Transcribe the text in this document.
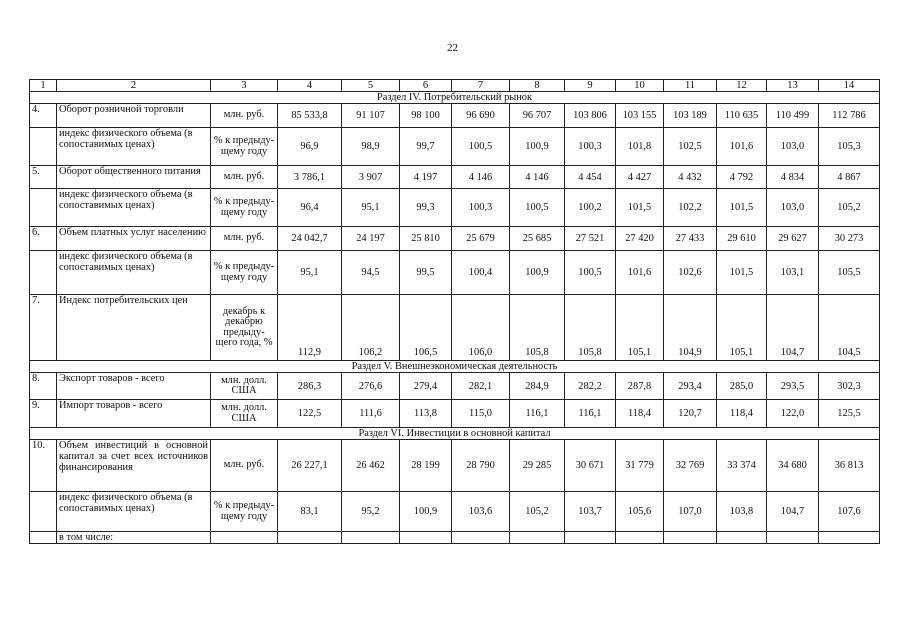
22
1	2	3	4	5	6	7	8	9	10	11	12	13	14
Раздел IV. Потребительский рынок													
4.	Оборот розничной торговли	млн. руб.	85 533,8	91 107	98 100	96 690	96 707	103 806	103 155	103 189	110 635	110 499	112 786
	индекс физического объема (в сопоставимых ценах)	% к предыду-щему году	96,9	98,9	99,7	100,5	100,9	100,3	101,8	102,5	101,6	103,0	105,3
5.	Оборот общественного питания	млн. руб.	3 786,1	3 907	4 197	4 146	4 146	4 454	4 427	4 432	4 792	4 834	4 867
	индекс физического объема (в сопоставимых ценах)	% к предыду-щему году	96,4	95,1	99,3	100,3	100,5	100,2	101,5	102,2	101,5	103,0	105,2
6.	Объем платных услуг населению	млн. руб.	24 042,7	24 197	25 810	25 679	25 685	27 521	27 420	27 433	29 610	29 627	30 273
	индекс физического объема (в сопоставимых ценах)	% к предыду-щему году	95,1	94,5	99,5	100,4	100,9	100,5	101,6	102,6	101,5	103,1	105,5
7.	Индекс потребительских цен	декабрь к декабрю предыду-щего года, %	112,9	106,2	106,5	106,0	105,8	105,8	105,1	104,9	105,1	104,7	104,5
Раздел V. Внешнеэкономическая деятельность													
8.	Экспорт товаров - всего	млн. долл. США	286,3	276,6	279,4	282,1	284,9	282,2	287,8	293,4	285,0	293,5	302,3
9.	Импорт товаров - всего	млн. долл. США	122,5	111,6	113,8	115,0	116,1	116,1	118,4	120,7	118,4	122,0	125,5
Раздел VI. Инвестиции в основной капитал													
10.	Объем инвестиций в основной капитал за счет всех источников финансирования	млн. руб.	26 227,1	26 462	28 199	28 790	29 285	30 671	31 779	32 769	33 374	34 680	36 813
	индекс физического объема (в сопоставимых ценах)	% к предыду-щему году	83,1	95,2	100,9	103,6	105,2	103,7	105,6	107,0	103,8	104,7	107,6
	в том числе:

━━━━

__Requirements__
Using the records above, gather all lines where the string "году" is present.

__Result of the task__
	индекс физического объема (в сопоставимых ценах)	% к предыду-щему году	96,9	98,9	99,7	100,5	100,9	100,3	101,8	102,5	101,6	103,0	105,3
	индекс физического объема (в сопоставимых ценах)	% к предыду-щему году	96,4	95,1	99,3	100,3	100,5	100,2	101,5	102,2	101,5	103,0	105,2
	индекс физического объема (в сопоставимых ценах)	% к предыду-щему году	95,1	94,5	99,5	100,4	100,9	100,5	101,6	102,6	101,5	103,1	105,5
	индекс физического объема (в сопоставимых ценах)	% к предыду-щему году	83,1	95,2	100,9	103,6	105,2	103,7	105,6	107,0	103,8	104,7	107,6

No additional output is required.